What the task requires
Reproduce every line of the items below word for word, leaving out the pictures.

[BEGIN Provided records]

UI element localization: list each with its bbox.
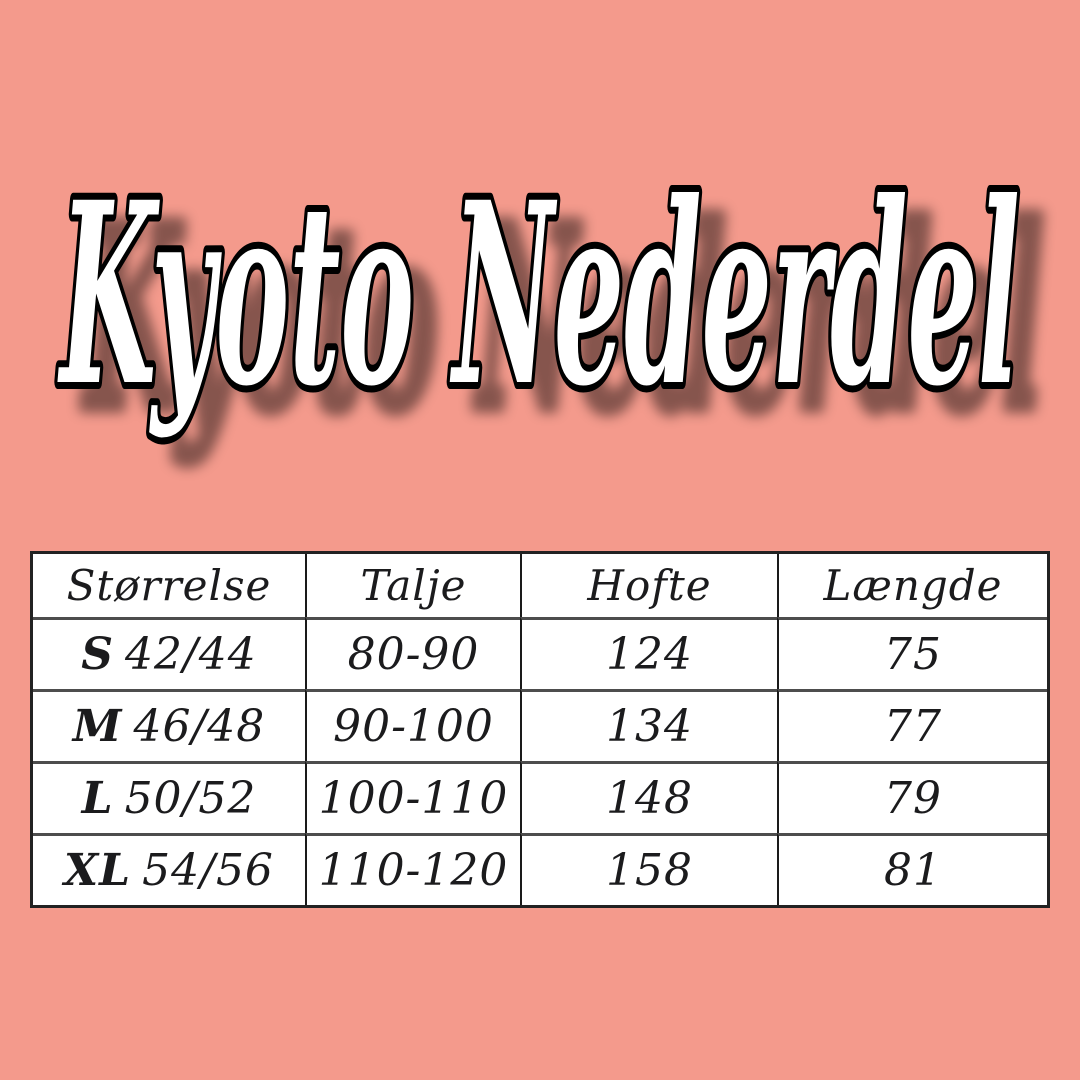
size-range: 42/44 [124,629,257,680]
size-letter: XL [64,845,132,896]
column-header-hofte: Hofte [520,554,777,617]
row-m-talje-cell: 90-100 [305,689,520,761]
row-xl-hofte-cell: 158 [520,833,777,905]
column-header-stoerrelse: Størrelse [66,561,272,610]
row-s-laengde-cell: 75 [777,617,1047,689]
row-m-size-cell: M 46/48 [33,689,305,761]
row-s-talje-cell: 80-90 [305,617,520,689]
size-range: 46/48 [133,701,266,752]
column-header-talje: Talje [305,554,520,617]
size-range: 50/52 [124,773,257,824]
row-s-hofte-cell: 124 [520,617,777,689]
page-title: Kyoto Nederdel [57,148,1020,442]
size-letter: M [72,701,123,752]
row-m-hofte-cell: 134 [520,689,777,761]
title-graphic: Kyoto Nederdel [52,143,1025,447]
column-header-laengde: Længde [777,554,1047,617]
size-chart-table: Størrelse Talje Hofte Længde S 42/44 80-… [30,551,1050,908]
row-s-size-cell: S 42/44 [33,617,305,689]
row-l-hofte-cell: 148 [520,761,777,833]
row-l-laengde-cell: 79 [777,761,1047,833]
size-letter: S [81,629,114,680]
row-xl-laengde-cell: 81 [777,833,1047,905]
size-letter: L [81,773,114,824]
row-xl-size-cell: XL 54/56 [33,833,305,905]
size-range: 54/56 [142,845,274,896]
row-xl-talje-cell: 110-120 [305,833,520,905]
row-m-laengde-cell: 77 [777,689,1047,761]
row-l-talje-cell: 100-110 [305,761,520,833]
row-l-size-cell: L 50/52 [33,761,305,833]
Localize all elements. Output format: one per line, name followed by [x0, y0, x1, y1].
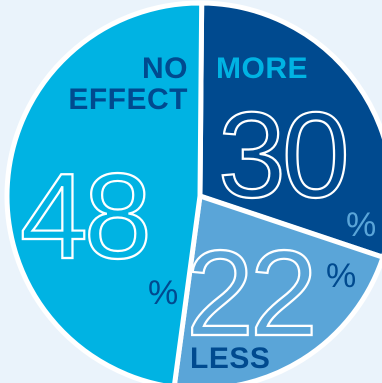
slice-label-less: LESS: [190, 342, 270, 375]
pie-outline: [5, 1, 382, 383]
slice-value-no-effect: 48: [20, 148, 148, 284]
slice-label-no-effect-line2: EFFECT: [68, 83, 188, 116]
slice-unit-less: %: [326, 257, 356, 295]
pie-slices: [4, 0, 382, 383]
slice-value-more: 30: [218, 87, 346, 223]
slice-label-no-effect-line1: NO: [142, 52, 188, 85]
slice-label-more: MORE: [216, 52, 308, 85]
slice-unit-no-effect: %: [148, 274, 178, 312]
slice-unit-more: %: [346, 206, 376, 244]
slice-value-less: 22: [186, 225, 314, 361]
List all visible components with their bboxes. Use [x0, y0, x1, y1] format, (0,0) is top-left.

[END Provided records]

Solution to the problem
UI element localization: list each with its bbox.
size-range: 42/44 [124,629,257,680]
size-letter: XL [64,845,132,896]
column-header-hofte: Hofte [520,554,777,617]
row-m-talje-cell: 90-100 [305,689,520,761]
row-xl-hofte-cell: 158 [520,833,777,905]
column-header-stoerrelse: Størrelse [66,561,272,610]
row-s-laengde-cell: 75 [777,617,1047,689]
row-m-size-cell: M 46/48 [33,689,305,761]
row-s-talje-cell: 80-90 [305,617,520,689]
size-range: 46/48 [133,701,266,752]
column-header-talje: Talje [305,554,520,617]
size-range: 50/52 [124,773,257,824]
row-s-hofte-cell: 124 [520,617,777,689]
page-title: Kyoto Nederdel [57,148,1020,442]
size-letter: M [72,701,123,752]
row-m-hofte-cell: 134 [520,689,777,761]
title-graphic: Kyoto Nederdel [52,143,1025,447]
column-header-laengde: Længde [777,554,1047,617]
size-chart-table: Størrelse Talje Hofte Længde S 42/44 80-… [30,551,1050,908]
row-s-size-cell: S 42/44 [33,617,305,689]
row-l-hofte-cell: 148 [520,761,777,833]
row-l-laengde-cell: 79 [777,761,1047,833]
size-letter: S [81,629,114,680]
row-xl-laengde-cell: 81 [777,833,1047,905]
size-letter: L [81,773,114,824]
row-xl-size-cell: XL 54/56 [33,833,305,905]
size-range: 54/56 [142,845,274,896]
row-xl-talje-cell: 110-120 [305,833,520,905]
row-m-laengde-cell: 77 [777,689,1047,761]
row-l-talje-cell: 100-110 [305,761,520,833]
row-l-size-cell: L 50/52 [33,761,305,833]
Localize all elements. Output format: one per line, name followed by [x0, y0, x1, y1].
slice-label-less: LESS: [190, 342, 270, 375]
pie-outline: [5, 1, 382, 383]
slice-value-no-effect: 48: [20, 148, 148, 284]
slice-label-no-effect-line2: EFFECT: [68, 83, 188, 116]
slice-unit-less: %: [326, 257, 356, 295]
pie-slices: [4, 0, 382, 383]
slice-value-more: 30: [218, 87, 346, 223]
slice-label-no-effect-line1: NO: [142, 52, 188, 85]
slice-label-more: MORE: [216, 52, 308, 85]
slice-unit-no-effect: %: [148, 274, 178, 312]
slice-unit-more: %: [346, 206, 376, 244]
slice-value-less: 22: [186, 225, 314, 361]
List all visible components with their bboxes. Use [x0, y0, x1, y1] format, (0,0) is top-left.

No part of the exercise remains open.